◆ Set exercise: Beneath this sentence is a set of records; write each of them out exactly.

◆ Data section:

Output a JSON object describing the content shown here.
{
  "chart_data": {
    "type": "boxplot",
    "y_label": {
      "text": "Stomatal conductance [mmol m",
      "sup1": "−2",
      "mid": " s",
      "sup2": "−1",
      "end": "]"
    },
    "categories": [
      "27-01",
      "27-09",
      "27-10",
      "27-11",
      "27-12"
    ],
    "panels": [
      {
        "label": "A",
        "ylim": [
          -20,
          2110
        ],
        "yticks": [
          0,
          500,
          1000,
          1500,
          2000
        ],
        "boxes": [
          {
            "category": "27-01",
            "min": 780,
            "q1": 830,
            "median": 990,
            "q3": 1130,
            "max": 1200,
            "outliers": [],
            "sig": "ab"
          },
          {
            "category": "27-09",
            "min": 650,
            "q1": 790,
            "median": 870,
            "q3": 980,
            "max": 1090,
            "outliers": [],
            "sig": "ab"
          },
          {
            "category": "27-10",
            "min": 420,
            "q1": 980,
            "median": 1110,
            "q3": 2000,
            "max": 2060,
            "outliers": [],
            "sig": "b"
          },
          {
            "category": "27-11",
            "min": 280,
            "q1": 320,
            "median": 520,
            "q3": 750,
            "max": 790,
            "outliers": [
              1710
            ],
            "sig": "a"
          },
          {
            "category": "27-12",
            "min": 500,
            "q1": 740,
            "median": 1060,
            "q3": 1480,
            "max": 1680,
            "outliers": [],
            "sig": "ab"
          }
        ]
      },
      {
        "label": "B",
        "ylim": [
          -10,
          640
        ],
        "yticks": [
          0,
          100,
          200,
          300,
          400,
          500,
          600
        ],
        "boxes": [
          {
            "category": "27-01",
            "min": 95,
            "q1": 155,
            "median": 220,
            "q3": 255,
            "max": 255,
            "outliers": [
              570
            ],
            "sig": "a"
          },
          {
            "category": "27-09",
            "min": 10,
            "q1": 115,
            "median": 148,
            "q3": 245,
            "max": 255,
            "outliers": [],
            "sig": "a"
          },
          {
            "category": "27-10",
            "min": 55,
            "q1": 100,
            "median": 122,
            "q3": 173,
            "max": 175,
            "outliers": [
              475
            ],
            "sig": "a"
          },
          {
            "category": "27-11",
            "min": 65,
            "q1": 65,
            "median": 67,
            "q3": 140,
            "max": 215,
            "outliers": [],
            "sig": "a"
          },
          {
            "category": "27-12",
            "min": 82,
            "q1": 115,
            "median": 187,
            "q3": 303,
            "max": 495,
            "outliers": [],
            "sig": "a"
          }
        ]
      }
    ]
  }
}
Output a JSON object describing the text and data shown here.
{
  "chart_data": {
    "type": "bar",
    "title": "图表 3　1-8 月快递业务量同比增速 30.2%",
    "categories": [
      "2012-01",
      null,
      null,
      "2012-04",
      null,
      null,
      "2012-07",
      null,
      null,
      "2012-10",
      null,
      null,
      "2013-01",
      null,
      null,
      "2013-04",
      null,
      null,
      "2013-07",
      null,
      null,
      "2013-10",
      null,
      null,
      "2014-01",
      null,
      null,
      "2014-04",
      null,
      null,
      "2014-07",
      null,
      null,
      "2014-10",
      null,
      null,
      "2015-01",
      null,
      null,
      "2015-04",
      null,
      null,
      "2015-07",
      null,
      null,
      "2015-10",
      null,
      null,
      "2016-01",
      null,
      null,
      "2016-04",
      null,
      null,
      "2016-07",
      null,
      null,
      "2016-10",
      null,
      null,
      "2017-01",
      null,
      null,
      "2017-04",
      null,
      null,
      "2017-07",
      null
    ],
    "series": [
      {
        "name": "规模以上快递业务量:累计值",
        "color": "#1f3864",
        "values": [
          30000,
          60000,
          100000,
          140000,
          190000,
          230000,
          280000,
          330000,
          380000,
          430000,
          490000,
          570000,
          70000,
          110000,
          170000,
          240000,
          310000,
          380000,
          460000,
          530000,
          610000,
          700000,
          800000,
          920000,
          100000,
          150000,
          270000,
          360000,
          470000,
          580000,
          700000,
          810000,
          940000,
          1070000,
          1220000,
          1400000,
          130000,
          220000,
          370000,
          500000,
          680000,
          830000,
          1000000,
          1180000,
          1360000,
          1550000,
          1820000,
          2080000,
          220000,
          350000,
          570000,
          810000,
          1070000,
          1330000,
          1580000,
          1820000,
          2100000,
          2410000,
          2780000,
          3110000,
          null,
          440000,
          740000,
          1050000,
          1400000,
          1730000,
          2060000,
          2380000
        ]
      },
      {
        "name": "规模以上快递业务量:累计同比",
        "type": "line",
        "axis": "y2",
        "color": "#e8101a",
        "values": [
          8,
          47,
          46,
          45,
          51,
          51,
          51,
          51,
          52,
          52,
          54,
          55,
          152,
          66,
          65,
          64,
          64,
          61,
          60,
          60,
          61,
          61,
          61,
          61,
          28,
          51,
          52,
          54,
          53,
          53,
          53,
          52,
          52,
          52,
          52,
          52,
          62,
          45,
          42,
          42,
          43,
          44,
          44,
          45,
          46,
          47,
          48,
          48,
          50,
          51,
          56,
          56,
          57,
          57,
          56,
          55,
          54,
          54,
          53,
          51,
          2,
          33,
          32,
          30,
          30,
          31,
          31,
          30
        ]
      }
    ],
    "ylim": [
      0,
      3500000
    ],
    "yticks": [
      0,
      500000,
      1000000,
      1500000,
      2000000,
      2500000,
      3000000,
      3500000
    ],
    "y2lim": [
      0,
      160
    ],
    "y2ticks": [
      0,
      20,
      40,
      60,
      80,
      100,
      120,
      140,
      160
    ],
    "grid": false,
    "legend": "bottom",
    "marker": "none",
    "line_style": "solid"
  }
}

◆ Response to this task:
Output a JSON object describing the content shown here.
{
  "chart_data": {
    "type": "boxplot",
    "y_label": {
      "text": "Stomatal conductance [mmol m",
      "sup1": "−2",
      "mid": " s",
      "sup2": "−1",
      "end": "]"
    },
    "categories": [
      "27-01",
      "27-09",
      "27-10",
      "27-11",
      "27-12"
    ],
    "panels": [
      {
        "label": "A",
        "ylim": [
          -20,
          2110
        ],
        "yticks": [
          0,
          500,
          1000,
          1500,
          2000
        ],
        "boxes": [
          {
            "category": "27-01",
            "min": 780,
            "q1": 830,
            "median": 990,
            "q3": 1130,
            "max": 1200,
            "outliers": [],
            "sig": "ab"
          },
          {
            "category": "27-09",
            "min": 650,
            "q1": 790,
            "median": 870,
            "q3": 980,
            "max": 1090,
            "outliers": [],
            "sig": "ab"
          },
          {
            "category": "27-10",
            "min": 420,
            "q1": 980,
            "median": 1110,
            "q3": 2000,
            "max": 2060,
            "outliers": [],
            "sig": "b"
          },
          {
            "category": "27-11",
            "min": 280,
            "q1": 320,
            "median": 520,
            "q3": 750,
            "max": 790,
            "outliers": [
              1710
            ],
            "sig": "a"
          },
          {
            "category": "27-12",
            "min": 500,
            "q1": 740,
            "median": 1060,
            "q3": 1480,
            "max": 1680,
            "outliers": [],
            "sig": "ab"
          }
        ]
      },
      {
        "label": "B",
        "ylim": [
          -10,
          640
        ],
        "yticks": [
          0,
          100,
          200,
          300,
          400,
          500,
          600
        ],
        "boxes": [
          {
            "category": "27-01",
            "min": 95,
            "q1": 155,
            "median": 220,
            "q3": 255,
            "max": 255,
            "outliers": [
              570
            ],
            "sig": "a"
          },
          {
            "category": "27-09",
            "min": 10,
            "q1": 115,
            "median": 148,
            "q3": 245,
            "max": 255,
            "outliers": [],
            "sig": "a"
          },
          {
            "category": "27-10",
            "min": 55,
            "q1": 100,
            "median": 122,
            "q3": 173,
            "max": 175,
            "outliers": [
              475
            ],
            "sig": "a"
          },
          {
            "category": "27-11",
            "min": 65,
            "q1": 65,
            "median": 67,
            "q3": 140,
            "max": 215,
            "outliers": [],
            "sig": "a"
          },
          {
            "category": "27-12",
            "min": 82,
            "q1": 115,
            "median": 187,
            "q3": 303,
            "max": 495,
            "outliers": [],
            "sig": "a"
          }
        ]
      }
    ]
  }
}
Output a JSON object describing the text and data shown here.
{
  "chart_data": {
    "type": "bar",
    "title": "图表 3　1-8 月快递业务量同比增速 30.2%",
    "categories": [
      "2012-01",
      null,
      null,
      "2012-04",
      null,
      null,
      "2012-07",
      null,
      null,
      "2012-10",
      null,
      null,
      "2013-01",
      null,
      null,
      "2013-04",
      null,
      null,
      "2013-07",
      null,
      null,
      "2013-10",
      null,
      null,
      "2014-01",
      null,
      null,
      "2014-04",
      null,
      null,
      "2014-07",
      null,
      null,
      "2014-10",
      null,
      null,
      "2015-01",
      null,
      null,
      "2015-04",
      null,
      null,
      "2015-07",
      null,
      null,
      "2015-10",
      null,
      null,
      "2016-01",
      null,
      null,
      "2016-04",
      null,
      null,
      "2016-07",
      null,
      null,
      "2016-10",
      null,
      null,
      "2017-01",
      null,
      null,
      "2017-04",
      null,
      null,
      "2017-07",
      null
    ],
    "series": [
      {
        "name": "规模以上快递业务量:累计值",
        "color": "#1f3864",
        "values": [
          30000,
          60000,
          100000,
          140000,
          190000,
          230000,
          280000,
          330000,
          380000,
          430000,
          490000,
          570000,
          70000,
          110000,
          170000,
          240000,
          310000,
          380000,
          460000,
          530000,
          610000,
          700000,
          800000,
          920000,
          100000,
          150000,
          270000,
          360000,
          470000,
          580000,
          700000,
          810000,
          940000,
          1070000,
          1220000,
          1400000,
          130000,
          220000,
          370000,
          500000,
          680000,
          830000,
          1000000,
          1180000,
          1360000,
          1550000,
          1820000,
          2080000,
          220000,
          350000,
          570000,
          810000,
          1070000,
          1330000,
          1580000,
          1820000,
          2100000,
          2410000,
          2780000,
          3110000,
          null,
          440000,
          740000,
          1050000,
          1400000,
          1730000,
          2060000,
          2380000
        ]
      },
      {
        "name": "规模以上快递业务量:累计同比",
        "type": "line",
        "axis": "y2",
        "color": "#e8101a",
        "values": [
          8,
          47,
          46,
          45,
          51,
          51,
          51,
          51,
          52,
          52,
          54,
          55,
          152,
          66,
          65,
          64,
          64,
          61,
          60,
          60,
          61,
          61,
          61,
          61,
          28,
          51,
          52,
          54,
          53,
          53,
          53,
          52,
          52,
          52,
          52,
          52,
          62,
          45,
          42,
          42,
          43,
          44,
          44,
          45,
          46,
          47,
          48,
          48,
          50,
          51,
          56,
          56,
          57,
          57,
          56,
          55,
          54,
          54,
          53,
          51,
          2,
          33,
          32,
          30,
          30,
          31,
          31,
          30
        ]
      }
    ],
    "ylim": [
      0,
      3500000
    ],
    "yticks": [
      0,
      500000,
      1000000,
      1500000,
      2000000,
      2500000,
      3000000,
      3500000
    ],
    "y2lim": [
      0,
      160
    ],
    "y2ticks": [
      0,
      20,
      40,
      60,
      80,
      100,
      120,
      140,
      160
    ],
    "grid": false,
    "legend": "bottom",
    "marker": "none",
    "line_style": "solid"
  }
}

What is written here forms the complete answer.